» Records for the exercise:
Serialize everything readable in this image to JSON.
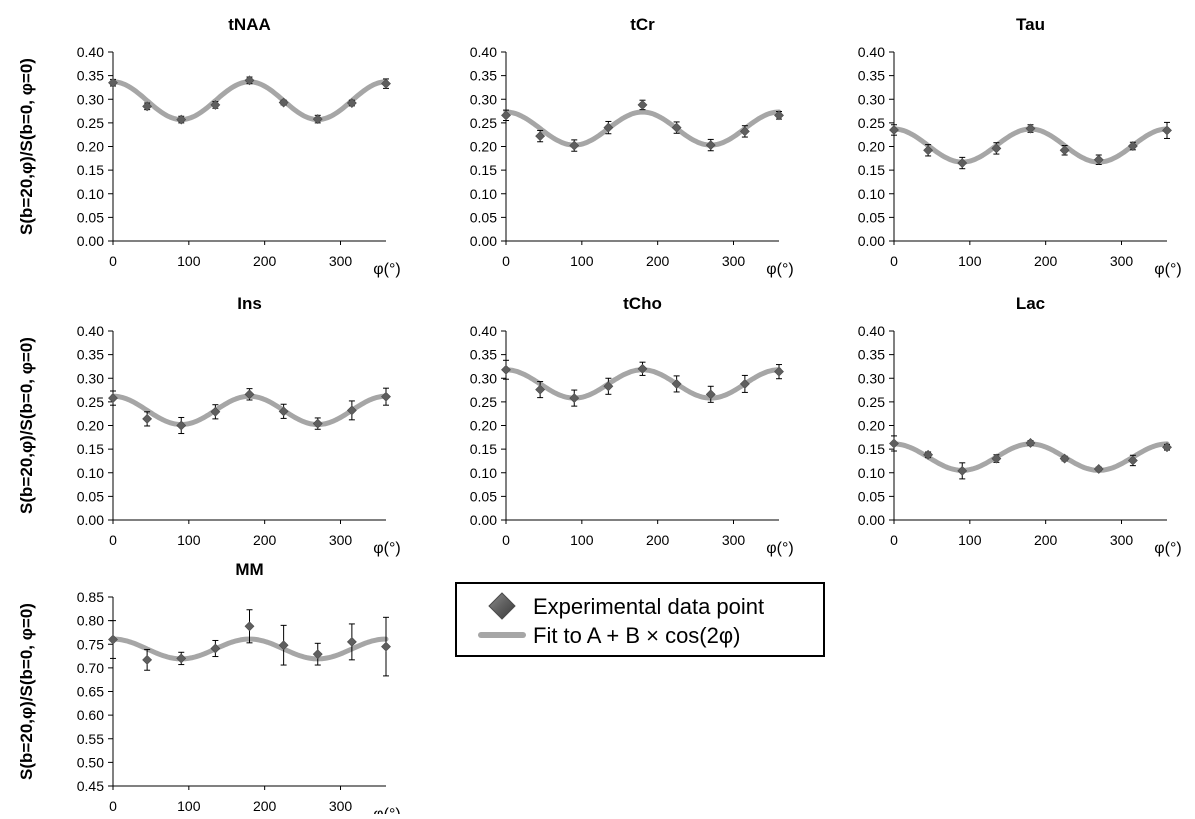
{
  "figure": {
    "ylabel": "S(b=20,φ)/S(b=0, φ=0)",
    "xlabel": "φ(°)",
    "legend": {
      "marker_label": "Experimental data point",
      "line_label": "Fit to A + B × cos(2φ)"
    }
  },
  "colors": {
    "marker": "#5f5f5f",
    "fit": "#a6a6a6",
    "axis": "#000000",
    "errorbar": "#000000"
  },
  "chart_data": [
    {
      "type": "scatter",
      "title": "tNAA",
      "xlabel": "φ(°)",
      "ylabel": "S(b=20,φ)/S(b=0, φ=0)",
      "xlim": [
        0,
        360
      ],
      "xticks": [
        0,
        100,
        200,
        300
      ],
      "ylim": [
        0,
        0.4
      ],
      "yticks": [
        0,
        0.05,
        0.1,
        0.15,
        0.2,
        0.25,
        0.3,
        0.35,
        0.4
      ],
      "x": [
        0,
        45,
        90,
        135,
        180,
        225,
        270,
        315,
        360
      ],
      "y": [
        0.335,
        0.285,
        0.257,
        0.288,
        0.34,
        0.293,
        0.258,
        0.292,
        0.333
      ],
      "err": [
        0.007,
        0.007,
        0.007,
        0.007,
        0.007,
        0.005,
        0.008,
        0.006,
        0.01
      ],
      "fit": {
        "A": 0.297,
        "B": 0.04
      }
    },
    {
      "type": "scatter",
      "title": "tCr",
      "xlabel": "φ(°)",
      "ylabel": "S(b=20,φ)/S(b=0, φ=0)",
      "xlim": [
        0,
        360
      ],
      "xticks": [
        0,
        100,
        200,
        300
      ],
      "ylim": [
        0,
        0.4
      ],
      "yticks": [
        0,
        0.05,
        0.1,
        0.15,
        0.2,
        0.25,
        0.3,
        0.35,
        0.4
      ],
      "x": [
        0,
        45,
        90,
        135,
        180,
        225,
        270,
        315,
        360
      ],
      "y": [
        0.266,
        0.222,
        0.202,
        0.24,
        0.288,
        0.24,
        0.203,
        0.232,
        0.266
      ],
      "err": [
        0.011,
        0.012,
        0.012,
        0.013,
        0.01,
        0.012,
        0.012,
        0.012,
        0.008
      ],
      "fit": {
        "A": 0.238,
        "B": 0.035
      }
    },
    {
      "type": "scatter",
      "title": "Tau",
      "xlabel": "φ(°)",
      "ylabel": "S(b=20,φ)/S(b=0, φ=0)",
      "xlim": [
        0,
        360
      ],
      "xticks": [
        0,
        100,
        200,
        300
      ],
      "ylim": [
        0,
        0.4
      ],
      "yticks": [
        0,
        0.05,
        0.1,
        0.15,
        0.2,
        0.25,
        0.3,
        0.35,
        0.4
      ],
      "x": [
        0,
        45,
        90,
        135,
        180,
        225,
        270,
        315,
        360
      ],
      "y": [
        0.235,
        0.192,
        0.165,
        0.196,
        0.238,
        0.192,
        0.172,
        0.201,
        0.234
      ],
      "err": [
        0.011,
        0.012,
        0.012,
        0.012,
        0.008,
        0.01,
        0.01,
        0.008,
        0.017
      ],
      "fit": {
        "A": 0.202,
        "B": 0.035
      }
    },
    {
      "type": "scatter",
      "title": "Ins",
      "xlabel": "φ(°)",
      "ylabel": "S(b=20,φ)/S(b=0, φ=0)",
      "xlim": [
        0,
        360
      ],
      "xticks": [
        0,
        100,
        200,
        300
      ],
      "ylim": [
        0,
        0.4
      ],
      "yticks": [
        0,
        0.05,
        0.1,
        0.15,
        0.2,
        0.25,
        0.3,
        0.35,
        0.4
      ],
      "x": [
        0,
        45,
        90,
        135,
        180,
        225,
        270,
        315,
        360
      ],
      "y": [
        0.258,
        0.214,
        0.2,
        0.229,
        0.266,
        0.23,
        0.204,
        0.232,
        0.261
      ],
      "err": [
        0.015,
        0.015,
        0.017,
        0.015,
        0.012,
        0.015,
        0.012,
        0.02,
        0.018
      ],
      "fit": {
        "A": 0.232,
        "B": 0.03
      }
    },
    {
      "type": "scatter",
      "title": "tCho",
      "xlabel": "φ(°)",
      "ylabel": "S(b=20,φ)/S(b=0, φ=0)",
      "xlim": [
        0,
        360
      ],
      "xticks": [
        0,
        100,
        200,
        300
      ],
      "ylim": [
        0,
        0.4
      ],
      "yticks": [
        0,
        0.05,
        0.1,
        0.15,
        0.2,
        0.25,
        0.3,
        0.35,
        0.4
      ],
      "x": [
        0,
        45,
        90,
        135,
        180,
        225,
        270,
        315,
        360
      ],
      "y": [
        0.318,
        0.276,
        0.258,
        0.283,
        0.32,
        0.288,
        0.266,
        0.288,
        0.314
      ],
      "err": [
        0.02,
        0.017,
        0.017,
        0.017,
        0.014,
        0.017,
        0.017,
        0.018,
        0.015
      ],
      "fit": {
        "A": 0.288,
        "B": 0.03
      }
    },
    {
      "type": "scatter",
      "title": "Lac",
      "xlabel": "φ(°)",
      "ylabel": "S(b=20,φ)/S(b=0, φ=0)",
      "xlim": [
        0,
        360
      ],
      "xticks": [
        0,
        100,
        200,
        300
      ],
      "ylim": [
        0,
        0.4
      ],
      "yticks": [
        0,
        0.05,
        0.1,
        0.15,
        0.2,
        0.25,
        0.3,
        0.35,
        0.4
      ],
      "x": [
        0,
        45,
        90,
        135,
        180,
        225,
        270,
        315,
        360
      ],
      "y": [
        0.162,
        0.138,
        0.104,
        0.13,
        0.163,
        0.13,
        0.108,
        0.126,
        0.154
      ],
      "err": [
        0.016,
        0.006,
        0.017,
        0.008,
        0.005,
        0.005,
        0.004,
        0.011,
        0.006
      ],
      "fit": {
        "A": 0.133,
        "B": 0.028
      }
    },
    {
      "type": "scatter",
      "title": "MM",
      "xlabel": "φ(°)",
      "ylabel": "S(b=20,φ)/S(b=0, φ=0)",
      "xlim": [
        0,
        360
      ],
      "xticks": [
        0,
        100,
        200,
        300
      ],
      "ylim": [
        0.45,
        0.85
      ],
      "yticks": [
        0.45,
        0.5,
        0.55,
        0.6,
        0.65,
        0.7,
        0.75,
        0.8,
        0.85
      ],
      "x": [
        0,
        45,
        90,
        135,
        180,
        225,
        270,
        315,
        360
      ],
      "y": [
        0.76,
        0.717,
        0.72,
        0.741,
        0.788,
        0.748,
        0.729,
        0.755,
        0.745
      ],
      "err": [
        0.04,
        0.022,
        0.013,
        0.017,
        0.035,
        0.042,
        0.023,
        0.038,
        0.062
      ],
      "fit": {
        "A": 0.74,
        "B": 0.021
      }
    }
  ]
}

» Exercise goal: What is the number of lines in the data above that include the word "title"? Answer with that number only.

» The solution: 7